* _Exercise goal_
All of the records below need to be copied exactly.

* _Data listing_
— start —

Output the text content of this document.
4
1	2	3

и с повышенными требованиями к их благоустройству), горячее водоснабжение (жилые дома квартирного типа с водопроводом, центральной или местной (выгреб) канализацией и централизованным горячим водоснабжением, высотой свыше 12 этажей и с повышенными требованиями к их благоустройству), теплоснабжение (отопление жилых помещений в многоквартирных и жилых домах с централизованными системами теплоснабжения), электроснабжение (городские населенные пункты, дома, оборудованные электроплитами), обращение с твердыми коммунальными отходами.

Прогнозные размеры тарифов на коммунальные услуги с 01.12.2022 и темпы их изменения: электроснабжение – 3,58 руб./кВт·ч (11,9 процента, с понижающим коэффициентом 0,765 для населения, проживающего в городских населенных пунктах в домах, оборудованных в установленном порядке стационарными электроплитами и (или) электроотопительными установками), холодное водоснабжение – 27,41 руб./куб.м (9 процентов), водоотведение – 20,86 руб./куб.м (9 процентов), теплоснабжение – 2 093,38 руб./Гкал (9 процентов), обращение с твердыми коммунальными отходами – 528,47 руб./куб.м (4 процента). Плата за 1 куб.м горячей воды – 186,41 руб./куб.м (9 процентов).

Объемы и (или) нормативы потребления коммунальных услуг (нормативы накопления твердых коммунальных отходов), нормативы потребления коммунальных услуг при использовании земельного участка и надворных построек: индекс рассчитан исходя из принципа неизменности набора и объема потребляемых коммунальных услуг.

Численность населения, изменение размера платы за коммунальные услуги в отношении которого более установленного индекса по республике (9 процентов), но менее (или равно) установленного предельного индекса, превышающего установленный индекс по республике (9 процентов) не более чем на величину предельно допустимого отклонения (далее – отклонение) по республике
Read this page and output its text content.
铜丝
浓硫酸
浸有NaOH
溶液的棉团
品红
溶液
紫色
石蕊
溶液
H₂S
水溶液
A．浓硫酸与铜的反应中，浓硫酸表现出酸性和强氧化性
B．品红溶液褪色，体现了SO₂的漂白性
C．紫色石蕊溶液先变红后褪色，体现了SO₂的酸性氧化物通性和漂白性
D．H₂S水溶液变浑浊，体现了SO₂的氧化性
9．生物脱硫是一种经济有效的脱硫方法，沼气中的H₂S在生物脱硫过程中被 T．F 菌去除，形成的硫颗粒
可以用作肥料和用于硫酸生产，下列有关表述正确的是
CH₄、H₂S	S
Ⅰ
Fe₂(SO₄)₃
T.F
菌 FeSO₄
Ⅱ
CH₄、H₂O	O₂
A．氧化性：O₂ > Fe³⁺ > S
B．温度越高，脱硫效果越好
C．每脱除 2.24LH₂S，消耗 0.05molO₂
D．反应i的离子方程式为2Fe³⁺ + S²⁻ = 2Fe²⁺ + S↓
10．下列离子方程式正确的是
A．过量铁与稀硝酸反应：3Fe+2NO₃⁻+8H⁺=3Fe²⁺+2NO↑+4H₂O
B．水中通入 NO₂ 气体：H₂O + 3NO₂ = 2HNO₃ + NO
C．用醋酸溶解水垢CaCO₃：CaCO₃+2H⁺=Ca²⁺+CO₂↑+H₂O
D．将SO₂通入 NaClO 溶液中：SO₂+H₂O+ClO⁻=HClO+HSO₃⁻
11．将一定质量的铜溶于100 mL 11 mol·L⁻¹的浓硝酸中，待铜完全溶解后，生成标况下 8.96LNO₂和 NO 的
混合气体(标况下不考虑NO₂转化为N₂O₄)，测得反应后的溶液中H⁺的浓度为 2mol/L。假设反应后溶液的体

— end —

* _Reply to the task_
Output the text content of this document.
4
1	2	3

и с повышенными требованиями к их благоустройству), горячее водоснабжение (жилые дома квартирного типа с водопроводом, центральной или местной (выгреб) канализацией и централизованным горячим водоснабжением, высотой свыше 12 этажей и с повышенными требованиями к их благоустройству), теплоснабжение (отопление жилых помещений в многоквартирных и жилых домах с централизованными системами теплоснабжения), электроснабжение (городские населенные пункты, дома, оборудованные электроплитами), обращение с твердыми коммунальными отходами.

Прогнозные размеры тарифов на коммунальные услуги с 01.12.2022 и темпы их изменения: электроснабжение – 3,58 руб./кВт·ч (11,9 процента, с понижающим коэффициентом 0,765 для населения, проживающего в городских населенных пунктах в домах, оборудованных в установленном порядке стационарными электроплитами и (или) электроотопительными установками), холодное водоснабжение – 27,41 руб./куб.м (9 процентов), водоотведение – 20,86 руб./куб.м (9 процентов), теплоснабжение – 2 093,38 руб./Гкал (9 процентов), обращение с твердыми коммунальными отходами – 528,47 руб./куб.м (4 процента). Плата за 1 куб.м горячей воды – 186,41 руб./куб.м (9 процентов).

Объемы и (или) нормативы потребления коммунальных услуг (нормативы накопления твердых коммунальных отходов), нормативы потребления коммунальных услуг при использовании земельного участка и надворных построек: индекс рассчитан исходя из принципа неизменности набора и объема потребляемых коммунальных услуг.

Численность населения, изменение размера платы за коммунальные услуги в отношении которого более установленного индекса по республике (9 процентов), но менее (или равно) установленного предельного индекса, превышающего установленный индекс по республике (9 процентов) не более чем на величину предельно допустимого отклонения (далее – отклонение) по республике
Read this page and output its text content.
铜丝
浓硫酸
浸有NaOH
溶液的棉团
品红
溶液
紫色
石蕊
溶液
H₂S
水溶液
A．浓硫酸与铜的反应中，浓硫酸表现出酸性和强氧化性
B．品红溶液褪色，体现了SO₂的漂白性
C．紫色石蕊溶液先变红后褪色，体现了SO₂的酸性氧化物通性和漂白性
D．H₂S水溶液变浑浊，体现了SO₂的氧化性
9．生物脱硫是一种经济有效的脱硫方法，沼气中的H₂S在生物脱硫过程中被 T．F 菌去除，形成的硫颗粒
可以用作肥料和用于硫酸生产，下列有关表述正确的是
CH₄、H₂S	S
Ⅰ
Fe₂(SO₄)₃
T.F
菌 FeSO₄
Ⅱ
CH₄、H₂O	O₂
A．氧化性：O₂ > Fe³⁺ > S
B．温度越高，脱硫效果越好
C．每脱除 2.24LH₂S，消耗 0.05molO₂
D．反应i的离子方程式为2Fe³⁺ + S²⁻ = 2Fe²⁺ + S↓
10．下列离子方程式正确的是
A．过量铁与稀硝酸反应：3Fe+2NO₃⁻+8H⁺=3Fe²⁺+2NO↑+4H₂O
B．水中通入 NO₂ 气体：H₂O + 3NO₂ = 2HNO₃ + NO
C．用醋酸溶解水垢CaCO₃：CaCO₃+2H⁺=Ca²⁺+CO₂↑+H₂O
D．将SO₂通入 NaClO 溶液中：SO₂+H₂O+ClO⁻=HClO+HSO₃⁻
11．将一定质量的铜溶于100 mL 11 mol·L⁻¹的浓硝酸中，待铜完全溶解后，生成标况下 8.96LNO₂和 NO 的
混合气体(标况下不考虑NO₂转化为N₂O₄)，测得反应后的溶液中H⁺的浓度为 2mol/L。假设反应后溶液的体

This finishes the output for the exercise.